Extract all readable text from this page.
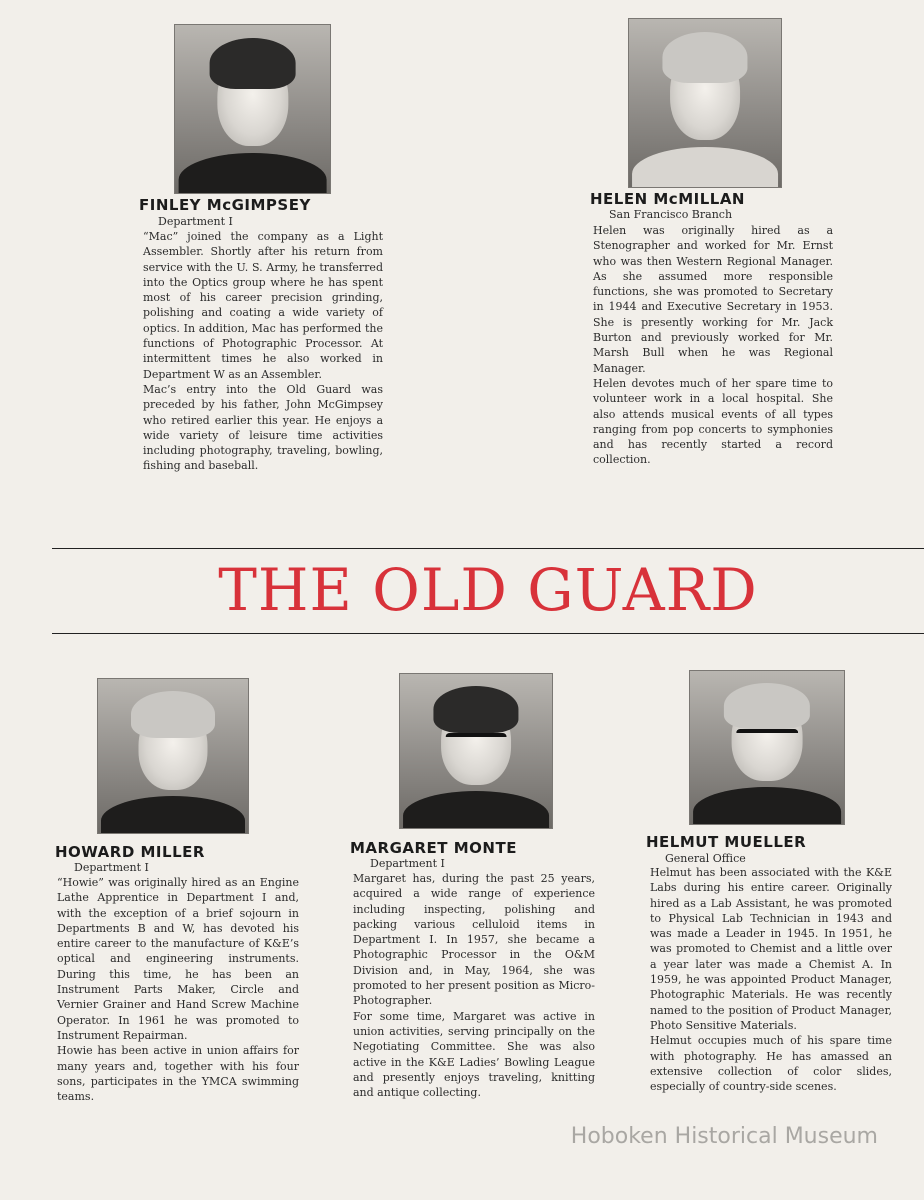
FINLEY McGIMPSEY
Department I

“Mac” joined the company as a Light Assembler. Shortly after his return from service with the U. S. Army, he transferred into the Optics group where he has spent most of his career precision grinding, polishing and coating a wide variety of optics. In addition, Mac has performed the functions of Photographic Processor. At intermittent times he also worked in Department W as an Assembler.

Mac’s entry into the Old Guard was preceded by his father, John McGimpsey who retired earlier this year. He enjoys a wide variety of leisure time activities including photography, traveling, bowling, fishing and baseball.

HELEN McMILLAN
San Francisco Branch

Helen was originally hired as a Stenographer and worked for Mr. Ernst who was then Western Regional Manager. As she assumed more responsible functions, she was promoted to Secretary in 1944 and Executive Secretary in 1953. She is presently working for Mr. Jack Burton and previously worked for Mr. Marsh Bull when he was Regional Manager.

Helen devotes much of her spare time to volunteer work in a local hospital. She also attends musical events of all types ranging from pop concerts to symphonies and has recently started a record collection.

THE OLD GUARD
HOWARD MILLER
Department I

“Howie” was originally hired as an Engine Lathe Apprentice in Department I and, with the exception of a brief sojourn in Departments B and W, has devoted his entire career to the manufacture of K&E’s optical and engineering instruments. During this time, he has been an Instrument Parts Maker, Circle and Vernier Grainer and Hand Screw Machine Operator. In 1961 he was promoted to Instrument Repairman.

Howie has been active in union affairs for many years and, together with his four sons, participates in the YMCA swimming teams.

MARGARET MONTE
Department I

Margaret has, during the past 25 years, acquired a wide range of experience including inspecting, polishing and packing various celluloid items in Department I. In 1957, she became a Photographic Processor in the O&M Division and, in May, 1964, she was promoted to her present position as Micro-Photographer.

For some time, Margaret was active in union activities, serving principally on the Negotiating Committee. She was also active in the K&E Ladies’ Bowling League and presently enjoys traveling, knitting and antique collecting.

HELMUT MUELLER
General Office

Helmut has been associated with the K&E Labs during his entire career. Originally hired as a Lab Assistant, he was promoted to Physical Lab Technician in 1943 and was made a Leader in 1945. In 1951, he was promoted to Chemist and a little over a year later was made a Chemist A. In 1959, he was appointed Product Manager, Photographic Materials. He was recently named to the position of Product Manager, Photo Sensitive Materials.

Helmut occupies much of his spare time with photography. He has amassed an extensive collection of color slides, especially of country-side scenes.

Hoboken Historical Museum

----------

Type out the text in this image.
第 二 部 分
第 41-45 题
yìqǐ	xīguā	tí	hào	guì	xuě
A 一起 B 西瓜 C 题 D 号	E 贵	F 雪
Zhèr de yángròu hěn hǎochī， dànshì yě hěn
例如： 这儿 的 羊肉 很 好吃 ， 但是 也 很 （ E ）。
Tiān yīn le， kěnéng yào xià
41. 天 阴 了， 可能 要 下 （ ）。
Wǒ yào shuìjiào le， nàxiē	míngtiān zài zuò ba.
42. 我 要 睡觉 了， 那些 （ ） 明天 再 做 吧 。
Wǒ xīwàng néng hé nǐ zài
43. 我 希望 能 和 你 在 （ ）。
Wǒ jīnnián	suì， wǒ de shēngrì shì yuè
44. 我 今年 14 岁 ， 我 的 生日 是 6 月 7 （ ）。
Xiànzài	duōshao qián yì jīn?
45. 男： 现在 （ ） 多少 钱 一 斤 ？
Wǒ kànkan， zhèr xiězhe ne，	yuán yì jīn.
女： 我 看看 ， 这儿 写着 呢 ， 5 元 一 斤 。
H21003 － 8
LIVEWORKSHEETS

----------

## Problem to work on
Return only those lines of the records that contain the string "text".

## Reply
Extract all readable text from this page.
Type out the text in this image.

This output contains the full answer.